DO THIS
Return the listing below word for word.
↓↓↓
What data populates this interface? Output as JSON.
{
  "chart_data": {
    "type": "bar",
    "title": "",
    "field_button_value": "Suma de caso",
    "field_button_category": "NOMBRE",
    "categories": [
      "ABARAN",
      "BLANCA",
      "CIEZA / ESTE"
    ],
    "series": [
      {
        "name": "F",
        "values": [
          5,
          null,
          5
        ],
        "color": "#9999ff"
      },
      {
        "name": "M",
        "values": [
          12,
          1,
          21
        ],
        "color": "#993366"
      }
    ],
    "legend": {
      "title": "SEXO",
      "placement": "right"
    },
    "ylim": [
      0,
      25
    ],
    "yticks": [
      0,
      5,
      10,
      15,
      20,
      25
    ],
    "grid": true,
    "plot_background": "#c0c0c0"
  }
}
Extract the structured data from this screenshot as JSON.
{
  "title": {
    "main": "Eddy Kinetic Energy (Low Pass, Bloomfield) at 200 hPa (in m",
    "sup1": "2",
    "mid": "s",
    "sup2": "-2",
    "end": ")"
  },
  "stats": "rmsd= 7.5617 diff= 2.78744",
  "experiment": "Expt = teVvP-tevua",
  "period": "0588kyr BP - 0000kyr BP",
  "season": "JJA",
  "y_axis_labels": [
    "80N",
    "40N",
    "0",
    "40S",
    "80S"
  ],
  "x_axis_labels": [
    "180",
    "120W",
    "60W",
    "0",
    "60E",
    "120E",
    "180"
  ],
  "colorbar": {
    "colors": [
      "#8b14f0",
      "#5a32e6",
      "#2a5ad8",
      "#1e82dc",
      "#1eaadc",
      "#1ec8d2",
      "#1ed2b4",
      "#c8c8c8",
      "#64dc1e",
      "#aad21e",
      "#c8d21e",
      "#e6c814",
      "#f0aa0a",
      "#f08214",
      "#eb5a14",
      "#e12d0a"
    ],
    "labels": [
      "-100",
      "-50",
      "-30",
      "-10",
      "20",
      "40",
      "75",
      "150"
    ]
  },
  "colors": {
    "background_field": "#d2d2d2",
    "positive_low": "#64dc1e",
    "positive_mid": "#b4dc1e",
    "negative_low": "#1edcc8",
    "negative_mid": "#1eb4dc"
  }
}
↑↑↑
THE REPLY
What data populates this interface? Output as JSON.
{
  "chart_data": {
    "type": "bar",
    "title": "",
    "field_button_value": "Suma de caso",
    "field_button_category": "NOMBRE",
    "categories": [
      "ABARAN",
      "BLANCA",
      "CIEZA / ESTE"
    ],
    "series": [
      {
        "name": "F",
        "values": [
          5,
          null,
          5
        ],
        "color": "#9999ff"
      },
      {
        "name": "M",
        "values": [
          12,
          1,
          21
        ],
        "color": "#993366"
      }
    ],
    "legend": {
      "title": "SEXO",
      "placement": "right"
    },
    "ylim": [
      0,
      25
    ],
    "yticks": [
      0,
      5,
      10,
      15,
      20,
      25
    ],
    "grid": true,
    "plot_background": "#c0c0c0"
  }
}
Extract the structured data from this screenshot as JSON.
{
  "title": {
    "main": "Eddy Kinetic Energy (Low Pass, Bloomfield) at 200 hPa (in m",
    "sup1": "2",
    "mid": "s",
    "sup2": "-2",
    "end": ")"
  },
  "stats": "rmsd= 7.5617 diff= 2.78744",
  "experiment": "Expt = teVvP-tevua",
  "period": "0588kyr BP - 0000kyr BP",
  "season": "JJA",
  "y_axis_labels": [
    "80N",
    "40N",
    "0",
    "40S",
    "80S"
  ],
  "x_axis_labels": [
    "180",
    "120W",
    "60W",
    "0",
    "60E",
    "120E",
    "180"
  ],
  "colorbar": {
    "colors": [
      "#8b14f0",
      "#5a32e6",
      "#2a5ad8",
      "#1e82dc",
      "#1eaadc",
      "#1ec8d2",
      "#1ed2b4",
      "#c8c8c8",
      "#64dc1e",
      "#aad21e",
      "#c8d21e",
      "#e6c814",
      "#f0aa0a",
      "#f08214",
      "#eb5a14",
      "#e12d0a"
    ],
    "labels": [
      "-100",
      "-50",
      "-30",
      "-10",
      "20",
      "40",
      "75",
      "150"
    ]
  },
  "colors": {
    "background_field": "#d2d2d2",
    "positive_low": "#64dc1e",
    "positive_mid": "#b4dc1e",
    "negative_low": "#1edcc8",
    "negative_mid": "#1eb4dc"
  }
}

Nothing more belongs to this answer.